Goal: Copy all entries without alteration and skip the pictures they hold.

Data provided:
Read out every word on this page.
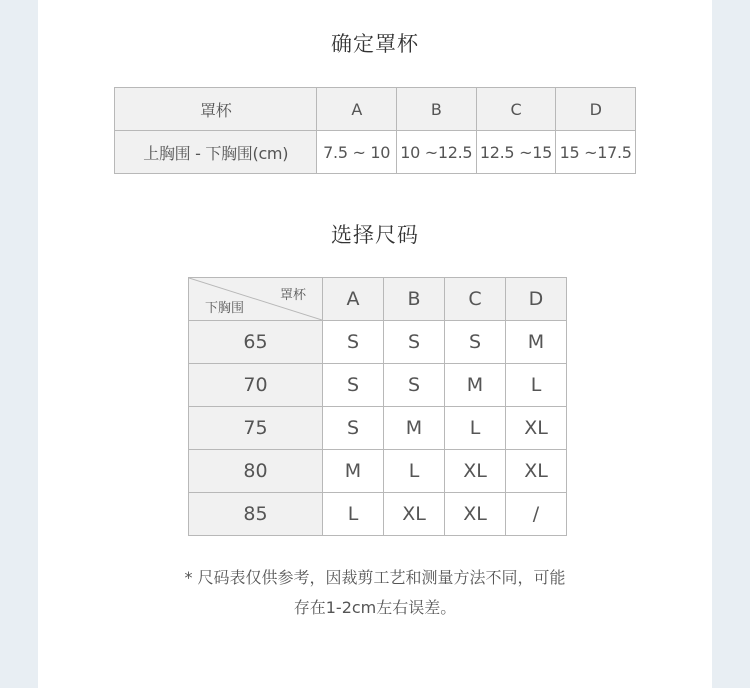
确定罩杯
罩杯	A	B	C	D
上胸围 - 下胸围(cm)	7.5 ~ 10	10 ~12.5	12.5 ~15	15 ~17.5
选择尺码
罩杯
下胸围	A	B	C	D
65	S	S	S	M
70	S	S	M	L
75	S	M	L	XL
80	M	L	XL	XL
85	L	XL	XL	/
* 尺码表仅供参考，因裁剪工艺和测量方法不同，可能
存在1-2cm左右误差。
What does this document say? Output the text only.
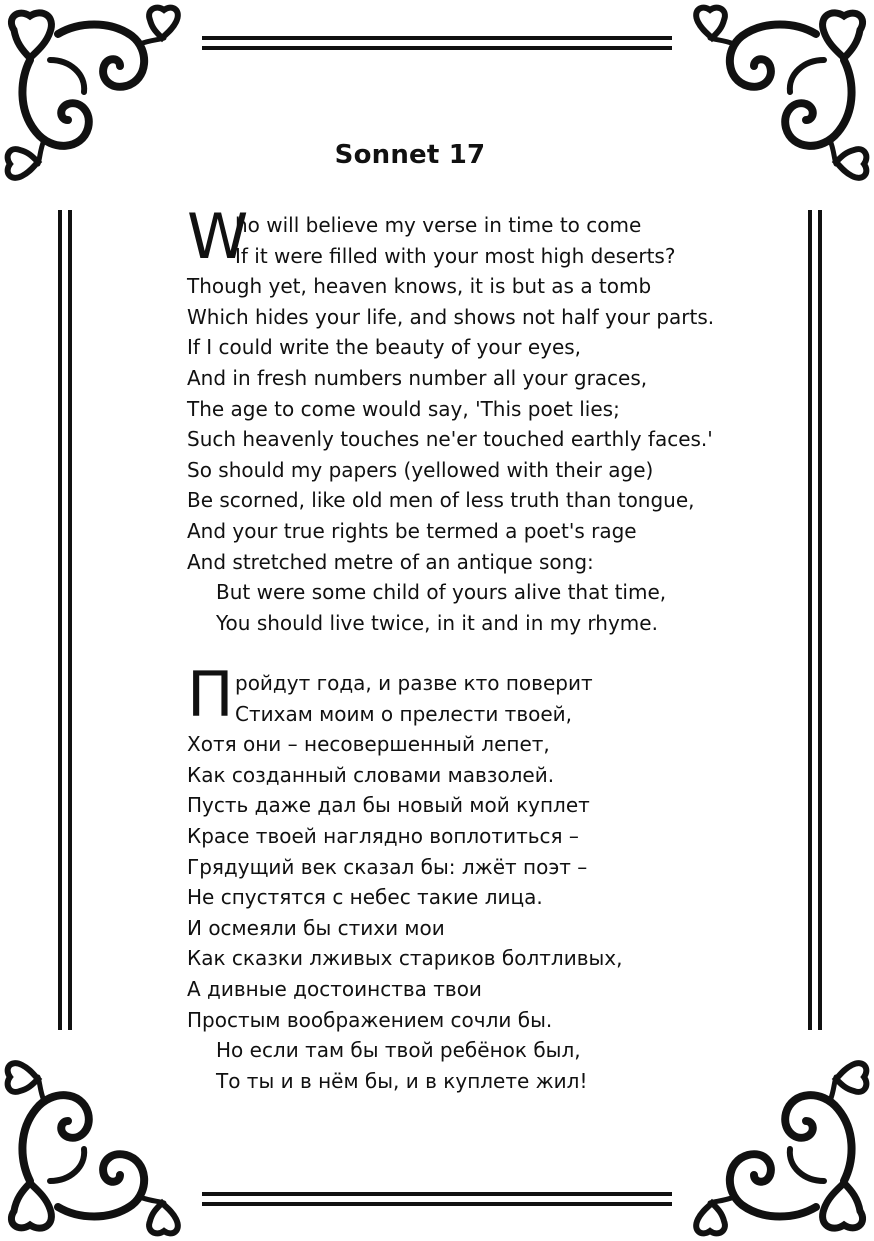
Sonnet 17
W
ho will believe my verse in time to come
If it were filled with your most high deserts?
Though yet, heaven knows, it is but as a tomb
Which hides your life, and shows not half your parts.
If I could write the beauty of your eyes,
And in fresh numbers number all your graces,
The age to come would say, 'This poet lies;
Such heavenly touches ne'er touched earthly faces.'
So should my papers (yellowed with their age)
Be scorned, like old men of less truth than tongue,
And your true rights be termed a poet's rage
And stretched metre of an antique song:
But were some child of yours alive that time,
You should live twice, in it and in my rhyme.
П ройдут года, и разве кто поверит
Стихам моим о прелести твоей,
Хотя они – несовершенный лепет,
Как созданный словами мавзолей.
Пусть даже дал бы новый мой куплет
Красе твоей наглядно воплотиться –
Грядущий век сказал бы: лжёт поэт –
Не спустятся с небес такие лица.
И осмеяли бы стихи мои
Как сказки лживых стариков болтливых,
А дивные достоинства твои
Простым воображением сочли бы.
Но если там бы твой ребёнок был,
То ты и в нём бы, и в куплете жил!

Solution below:
Read out every word on this page.
确定罩杯
罩杯	A	B	C	D
上胸围 - 下胸围(cm)	7.5 ~ 10	10 ~12.5	12.5 ~15	15 ~17.5
选择尺码
罩杯
下胸围	A	B	C	D
65	S	S	S	M
70	S	S	M	L
75	S	M	L	XL
80	M	L	XL	XL
85	L	XL	XL	/
* 尺码表仅供参考，因裁剪工艺和测量方法不同，可能
存在1-2cm左右误差。
What does this document say? Output the text only.
Sonnet 17
W
ho will believe my verse in time to come
If it were filled with your most high deserts?
Though yet, heaven knows, it is but as a tomb
Which hides your life, and shows not half your parts.
If I could write the beauty of your eyes,
And in fresh numbers number all your graces,
The age to come would say, 'This poet lies;
Such heavenly touches ne'er touched earthly faces.'
So should my papers (yellowed with their age)
Be scorned, like old men of less truth than tongue,
And your true rights be termed a poet's rage
And stretched metre of an antique song:
But were some child of yours alive that time,
You should live twice, in it and in my rhyme.
П ройдут года, и разве кто поверит
Стихам моим о прелести твоей,
Хотя они – несовершенный лепет,
Как созданный словами мавзолей.
Пусть даже дал бы новый мой куплет
Красе твоей наглядно воплотиться –
Грядущий век сказал бы: лжёт поэт –
Не спустятся с небес такие лица.
И осмеяли бы стихи мои
Как сказки лживых стариков болтливых,
А дивные достоинства твои
Простым воображением сочли бы.
Но если там бы твой ребёнок был,
То ты и в нём бы, и в куплете жил!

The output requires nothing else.